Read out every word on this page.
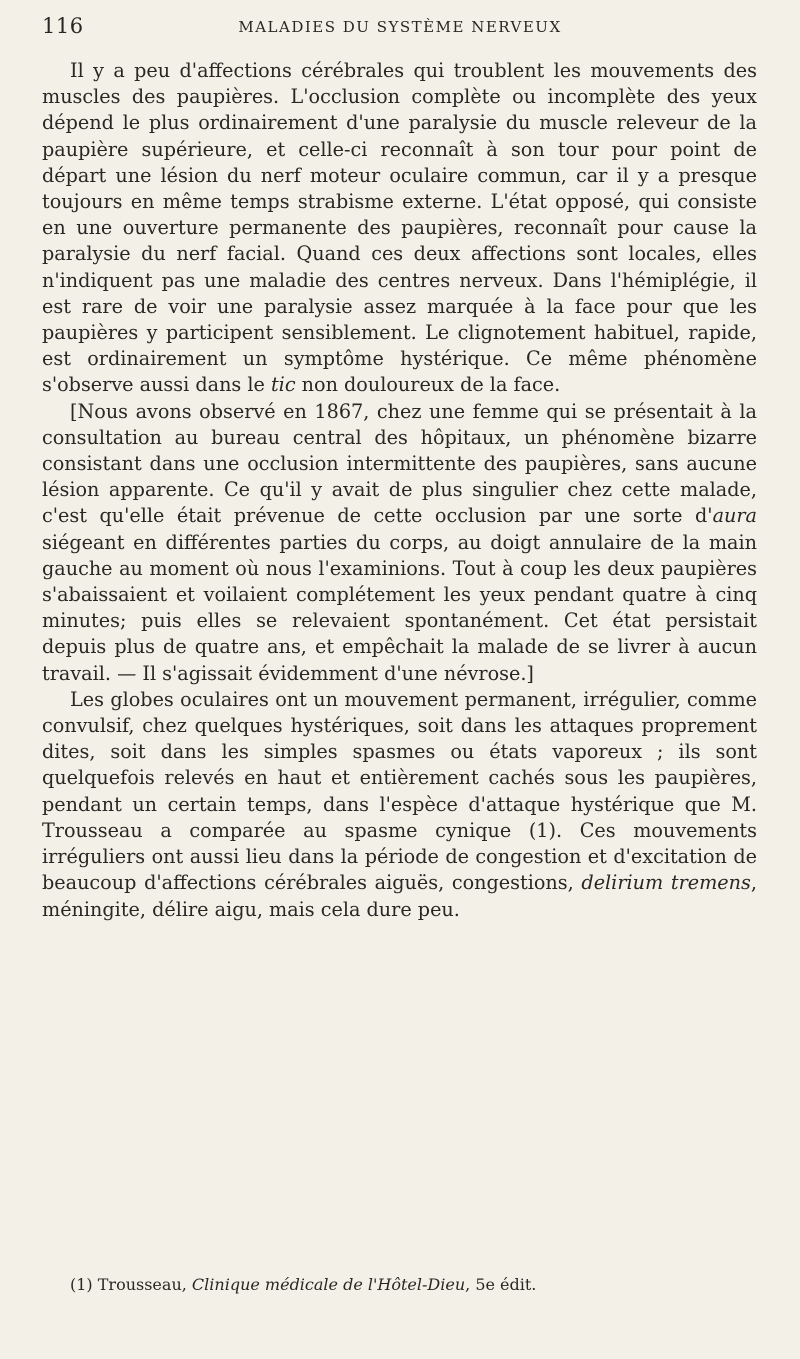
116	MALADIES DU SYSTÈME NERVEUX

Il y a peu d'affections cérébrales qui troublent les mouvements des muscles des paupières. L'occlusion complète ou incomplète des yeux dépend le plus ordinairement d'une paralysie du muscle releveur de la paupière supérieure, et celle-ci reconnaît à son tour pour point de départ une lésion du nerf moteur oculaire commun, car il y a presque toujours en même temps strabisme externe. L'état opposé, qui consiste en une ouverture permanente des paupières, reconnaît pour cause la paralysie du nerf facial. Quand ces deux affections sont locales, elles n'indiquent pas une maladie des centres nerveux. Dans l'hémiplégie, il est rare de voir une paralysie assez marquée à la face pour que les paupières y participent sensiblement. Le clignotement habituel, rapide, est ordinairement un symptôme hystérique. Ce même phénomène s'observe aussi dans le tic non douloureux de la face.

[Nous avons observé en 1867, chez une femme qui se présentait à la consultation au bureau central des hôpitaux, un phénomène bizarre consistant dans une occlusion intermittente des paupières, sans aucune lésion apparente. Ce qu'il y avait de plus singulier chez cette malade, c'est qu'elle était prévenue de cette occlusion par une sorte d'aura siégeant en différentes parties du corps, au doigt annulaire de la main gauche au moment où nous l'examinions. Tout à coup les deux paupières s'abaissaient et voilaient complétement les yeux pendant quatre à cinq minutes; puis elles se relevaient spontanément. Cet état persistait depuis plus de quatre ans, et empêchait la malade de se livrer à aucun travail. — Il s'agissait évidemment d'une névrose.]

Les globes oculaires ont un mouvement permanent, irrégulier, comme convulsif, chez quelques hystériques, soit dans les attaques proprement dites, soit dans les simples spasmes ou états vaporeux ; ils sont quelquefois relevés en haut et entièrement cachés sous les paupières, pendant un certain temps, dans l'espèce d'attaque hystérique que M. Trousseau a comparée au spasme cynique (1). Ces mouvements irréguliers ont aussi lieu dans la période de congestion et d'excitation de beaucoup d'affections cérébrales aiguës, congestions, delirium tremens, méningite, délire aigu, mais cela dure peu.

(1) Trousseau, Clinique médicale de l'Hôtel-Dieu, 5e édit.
◆ ◆ ◆
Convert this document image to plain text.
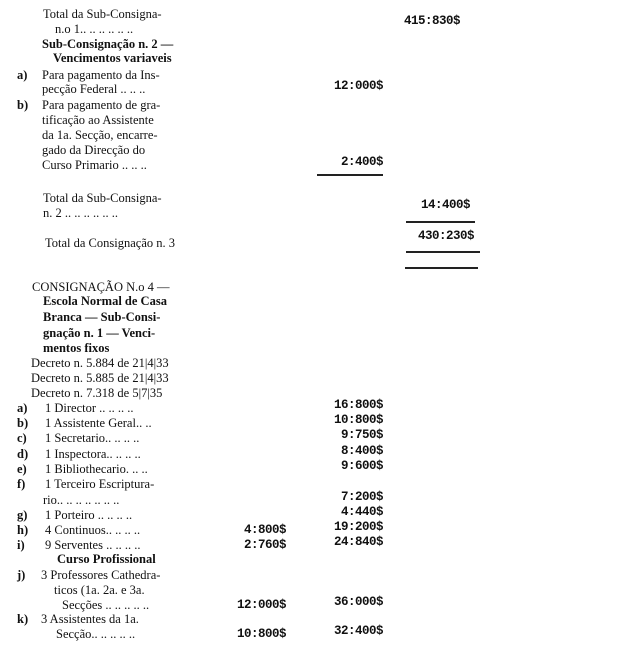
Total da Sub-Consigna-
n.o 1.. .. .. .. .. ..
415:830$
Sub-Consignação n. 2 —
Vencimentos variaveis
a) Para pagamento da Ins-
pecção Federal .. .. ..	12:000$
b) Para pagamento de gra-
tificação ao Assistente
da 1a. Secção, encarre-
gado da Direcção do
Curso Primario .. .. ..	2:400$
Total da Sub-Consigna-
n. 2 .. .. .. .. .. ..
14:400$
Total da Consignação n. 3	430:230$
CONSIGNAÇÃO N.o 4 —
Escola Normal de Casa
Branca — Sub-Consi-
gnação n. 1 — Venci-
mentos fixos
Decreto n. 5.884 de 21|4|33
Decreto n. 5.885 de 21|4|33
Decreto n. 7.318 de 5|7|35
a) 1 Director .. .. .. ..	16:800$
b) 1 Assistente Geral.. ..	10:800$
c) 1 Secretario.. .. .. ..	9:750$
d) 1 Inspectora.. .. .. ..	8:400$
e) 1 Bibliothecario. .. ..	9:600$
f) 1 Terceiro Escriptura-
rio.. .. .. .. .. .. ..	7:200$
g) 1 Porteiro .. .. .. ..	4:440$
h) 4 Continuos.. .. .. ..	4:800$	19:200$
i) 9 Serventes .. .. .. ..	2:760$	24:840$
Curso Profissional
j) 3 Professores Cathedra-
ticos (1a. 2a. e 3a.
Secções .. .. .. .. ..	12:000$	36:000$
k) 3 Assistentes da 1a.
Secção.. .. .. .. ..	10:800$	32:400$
◆ ◆ ◆
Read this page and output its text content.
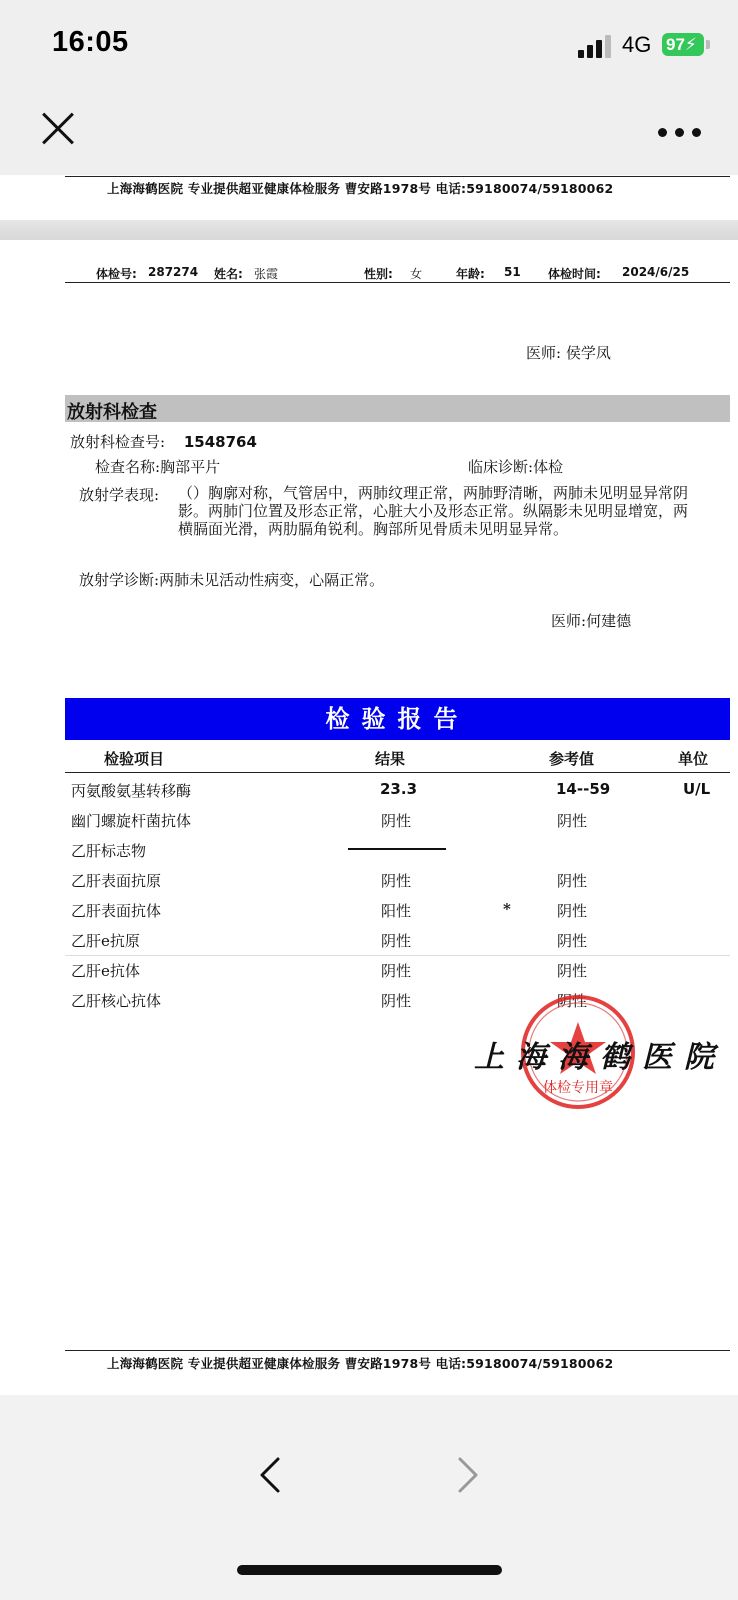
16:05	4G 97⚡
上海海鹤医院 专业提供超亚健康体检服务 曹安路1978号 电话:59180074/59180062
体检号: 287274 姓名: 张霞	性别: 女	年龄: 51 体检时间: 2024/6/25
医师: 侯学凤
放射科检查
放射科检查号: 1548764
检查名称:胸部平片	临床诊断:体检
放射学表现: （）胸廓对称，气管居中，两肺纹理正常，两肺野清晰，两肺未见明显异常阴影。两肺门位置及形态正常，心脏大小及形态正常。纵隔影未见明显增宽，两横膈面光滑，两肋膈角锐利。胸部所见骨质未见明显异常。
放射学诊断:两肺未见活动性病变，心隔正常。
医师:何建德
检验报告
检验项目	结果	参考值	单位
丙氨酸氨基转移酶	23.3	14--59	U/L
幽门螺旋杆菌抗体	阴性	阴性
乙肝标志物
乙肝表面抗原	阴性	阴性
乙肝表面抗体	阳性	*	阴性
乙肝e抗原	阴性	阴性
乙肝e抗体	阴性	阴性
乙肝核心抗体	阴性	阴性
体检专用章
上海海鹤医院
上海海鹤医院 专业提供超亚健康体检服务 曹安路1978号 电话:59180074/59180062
◆ ◆ ◆
Extract all lines of the records above that include "pagamento".

a) Para pagamento da Ins-
b) Para pagamento de gra-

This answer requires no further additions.